▶ [Record excerpts]

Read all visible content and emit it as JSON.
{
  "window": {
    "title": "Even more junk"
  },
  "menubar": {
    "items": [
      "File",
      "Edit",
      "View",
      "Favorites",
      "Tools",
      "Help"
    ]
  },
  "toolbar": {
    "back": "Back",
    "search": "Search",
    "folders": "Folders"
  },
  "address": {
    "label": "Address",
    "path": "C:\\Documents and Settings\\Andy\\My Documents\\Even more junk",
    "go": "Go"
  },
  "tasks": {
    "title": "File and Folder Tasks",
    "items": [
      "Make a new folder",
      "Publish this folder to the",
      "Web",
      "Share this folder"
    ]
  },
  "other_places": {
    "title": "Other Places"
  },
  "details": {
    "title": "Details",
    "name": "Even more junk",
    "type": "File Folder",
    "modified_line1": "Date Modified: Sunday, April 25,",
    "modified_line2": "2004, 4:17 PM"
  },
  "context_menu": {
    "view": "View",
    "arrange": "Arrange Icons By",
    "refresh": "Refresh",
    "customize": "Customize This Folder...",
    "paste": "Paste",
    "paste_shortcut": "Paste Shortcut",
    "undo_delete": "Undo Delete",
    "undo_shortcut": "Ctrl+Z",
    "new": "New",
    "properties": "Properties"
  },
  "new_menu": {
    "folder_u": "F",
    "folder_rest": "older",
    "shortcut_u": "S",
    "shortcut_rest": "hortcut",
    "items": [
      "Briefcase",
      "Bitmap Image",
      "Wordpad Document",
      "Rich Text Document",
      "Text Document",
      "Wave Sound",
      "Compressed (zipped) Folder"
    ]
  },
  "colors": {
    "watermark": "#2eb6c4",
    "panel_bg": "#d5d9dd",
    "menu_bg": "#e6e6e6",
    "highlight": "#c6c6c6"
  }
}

...

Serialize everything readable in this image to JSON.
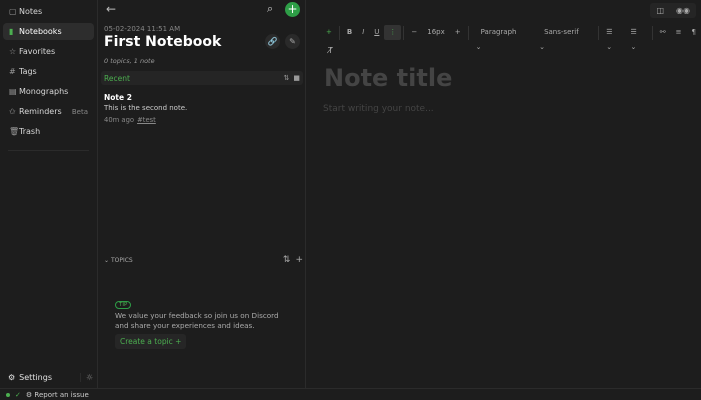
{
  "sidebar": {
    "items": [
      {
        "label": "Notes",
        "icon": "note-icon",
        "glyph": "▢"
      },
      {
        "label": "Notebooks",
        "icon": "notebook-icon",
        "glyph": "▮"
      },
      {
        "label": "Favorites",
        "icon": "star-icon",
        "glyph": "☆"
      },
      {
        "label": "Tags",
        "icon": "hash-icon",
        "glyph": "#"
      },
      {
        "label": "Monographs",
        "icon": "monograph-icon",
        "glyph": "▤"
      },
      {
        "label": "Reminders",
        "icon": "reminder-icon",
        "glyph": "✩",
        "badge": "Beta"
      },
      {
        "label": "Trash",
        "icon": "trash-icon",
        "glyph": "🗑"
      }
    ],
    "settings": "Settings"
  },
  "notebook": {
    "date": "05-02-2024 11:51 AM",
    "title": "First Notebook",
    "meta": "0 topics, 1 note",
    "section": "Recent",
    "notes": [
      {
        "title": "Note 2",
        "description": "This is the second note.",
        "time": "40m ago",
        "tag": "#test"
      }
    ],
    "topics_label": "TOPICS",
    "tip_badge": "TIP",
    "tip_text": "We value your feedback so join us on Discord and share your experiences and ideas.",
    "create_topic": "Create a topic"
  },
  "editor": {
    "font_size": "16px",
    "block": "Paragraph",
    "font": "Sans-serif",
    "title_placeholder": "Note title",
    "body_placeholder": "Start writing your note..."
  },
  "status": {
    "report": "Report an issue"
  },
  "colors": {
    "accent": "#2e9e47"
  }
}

---

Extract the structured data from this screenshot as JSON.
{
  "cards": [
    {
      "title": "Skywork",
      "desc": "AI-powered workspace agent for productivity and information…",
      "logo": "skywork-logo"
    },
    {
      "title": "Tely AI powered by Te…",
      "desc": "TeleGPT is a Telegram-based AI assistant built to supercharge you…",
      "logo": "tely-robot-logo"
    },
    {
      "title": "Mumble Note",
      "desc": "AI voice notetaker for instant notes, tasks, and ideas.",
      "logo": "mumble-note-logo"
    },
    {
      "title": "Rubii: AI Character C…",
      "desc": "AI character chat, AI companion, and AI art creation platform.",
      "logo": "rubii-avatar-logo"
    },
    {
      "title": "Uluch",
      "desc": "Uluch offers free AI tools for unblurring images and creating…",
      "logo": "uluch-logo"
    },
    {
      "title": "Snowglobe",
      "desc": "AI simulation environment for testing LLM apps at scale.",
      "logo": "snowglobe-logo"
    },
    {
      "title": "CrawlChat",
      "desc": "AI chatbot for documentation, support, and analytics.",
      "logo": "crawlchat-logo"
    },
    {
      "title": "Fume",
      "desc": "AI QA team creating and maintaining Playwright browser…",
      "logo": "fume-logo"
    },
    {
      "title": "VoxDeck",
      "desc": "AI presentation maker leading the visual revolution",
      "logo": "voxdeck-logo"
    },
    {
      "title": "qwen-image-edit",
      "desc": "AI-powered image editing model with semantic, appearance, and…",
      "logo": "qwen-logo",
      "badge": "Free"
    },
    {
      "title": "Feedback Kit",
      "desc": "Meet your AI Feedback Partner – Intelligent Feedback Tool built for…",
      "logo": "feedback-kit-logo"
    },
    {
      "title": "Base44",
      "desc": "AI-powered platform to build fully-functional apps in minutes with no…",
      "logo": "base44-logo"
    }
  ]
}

▶ [Given instruction] Above are the records; copy every line in them that holds the word "JSON".

▶ [Written response]
Read all visible content and emit it as JSON.
Serialize everything readable in this image to JSON.
Extract the structured data from this screenshot as JSON.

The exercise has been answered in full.